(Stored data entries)
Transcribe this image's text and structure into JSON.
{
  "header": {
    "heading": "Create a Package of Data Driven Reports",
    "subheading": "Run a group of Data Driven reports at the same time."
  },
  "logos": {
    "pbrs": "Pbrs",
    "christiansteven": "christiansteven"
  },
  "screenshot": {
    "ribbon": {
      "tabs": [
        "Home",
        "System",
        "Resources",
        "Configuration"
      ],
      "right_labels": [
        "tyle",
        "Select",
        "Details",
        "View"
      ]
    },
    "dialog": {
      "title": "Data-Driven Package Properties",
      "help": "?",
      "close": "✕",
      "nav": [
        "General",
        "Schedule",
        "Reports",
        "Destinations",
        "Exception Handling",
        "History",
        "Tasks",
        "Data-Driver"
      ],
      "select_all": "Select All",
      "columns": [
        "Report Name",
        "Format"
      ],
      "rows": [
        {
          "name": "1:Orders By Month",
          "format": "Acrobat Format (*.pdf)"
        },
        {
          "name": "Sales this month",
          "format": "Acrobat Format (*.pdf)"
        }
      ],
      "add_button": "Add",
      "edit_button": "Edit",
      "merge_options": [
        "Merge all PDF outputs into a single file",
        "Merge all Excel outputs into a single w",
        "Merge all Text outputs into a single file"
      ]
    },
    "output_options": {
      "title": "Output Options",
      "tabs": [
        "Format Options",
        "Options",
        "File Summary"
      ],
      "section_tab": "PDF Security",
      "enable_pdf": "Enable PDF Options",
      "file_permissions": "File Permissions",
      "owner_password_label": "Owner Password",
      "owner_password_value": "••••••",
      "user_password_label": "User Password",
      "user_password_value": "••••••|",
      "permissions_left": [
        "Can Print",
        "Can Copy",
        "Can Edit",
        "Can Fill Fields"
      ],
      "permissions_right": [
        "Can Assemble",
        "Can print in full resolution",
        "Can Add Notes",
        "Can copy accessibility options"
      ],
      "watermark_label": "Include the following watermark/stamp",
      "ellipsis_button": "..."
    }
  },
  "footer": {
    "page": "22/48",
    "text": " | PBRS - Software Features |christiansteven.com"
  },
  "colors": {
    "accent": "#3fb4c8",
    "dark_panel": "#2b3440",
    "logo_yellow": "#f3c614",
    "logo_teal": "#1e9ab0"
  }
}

**Exercise requirements**
Print all of the data exactly as it was given.

**Solution for this task**
Transcribe this image's text and structure into JSON.
{
  "header": {
    "heading": "Create a Package of Data Driven Reports",
    "subheading": "Run a group of Data Driven reports at the same time."
  },
  "logos": {
    "pbrs": "Pbrs",
    "christiansteven": "christiansteven"
  },
  "screenshot": {
    "ribbon": {
      "tabs": [
        "Home",
        "System",
        "Resources",
        "Configuration"
      ],
      "right_labels": [
        "tyle",
        "Select",
        "Details",
        "View"
      ]
    },
    "dialog": {
      "title": "Data-Driven Package Properties",
      "help": "?",
      "close": "✕",
      "nav": [
        "General",
        "Schedule",
        "Reports",
        "Destinations",
        "Exception Handling",
        "History",
        "Tasks",
        "Data-Driver"
      ],
      "select_all": "Select All",
      "columns": [
        "Report Name",
        "Format"
      ],
      "rows": [
        {
          "name": "1:Orders By Month",
          "format": "Acrobat Format (*.pdf)"
        },
        {
          "name": "Sales this month",
          "format": "Acrobat Format (*.pdf)"
        }
      ],
      "add_button": "Add",
      "edit_button": "Edit",
      "merge_options": [
        "Merge all PDF outputs into a single file",
        "Merge all Excel outputs into a single w",
        "Merge all Text outputs into a single file"
      ]
    },
    "output_options": {
      "title": "Output Options",
      "tabs": [
        "Format Options",
        "Options",
        "File Summary"
      ],
      "section_tab": "PDF Security",
      "enable_pdf": "Enable PDF Options",
      "file_permissions": "File Permissions",
      "owner_password_label": "Owner Password",
      "owner_password_value": "••••••",
      "user_password_label": "User Password",
      "user_password_value": "••••••|",
      "permissions_left": [
        "Can Print",
        "Can Copy",
        "Can Edit",
        "Can Fill Fields"
      ],
      "permissions_right": [
        "Can Assemble",
        "Can print in full resolution",
        "Can Add Notes",
        "Can copy accessibility options"
      ],
      "watermark_label": "Include the following watermark/stamp",
      "ellipsis_button": "..."
    }
  },
  "footer": {
    "page": "22/48",
    "text": " | PBRS - Software Features |christiansteven.com"
  },
  "colors": {
    "accent": "#3fb4c8",
    "dark_panel": "#2b3440",
    "logo_yellow": "#f3c614",
    "logo_teal": "#1e9ab0"
  }
}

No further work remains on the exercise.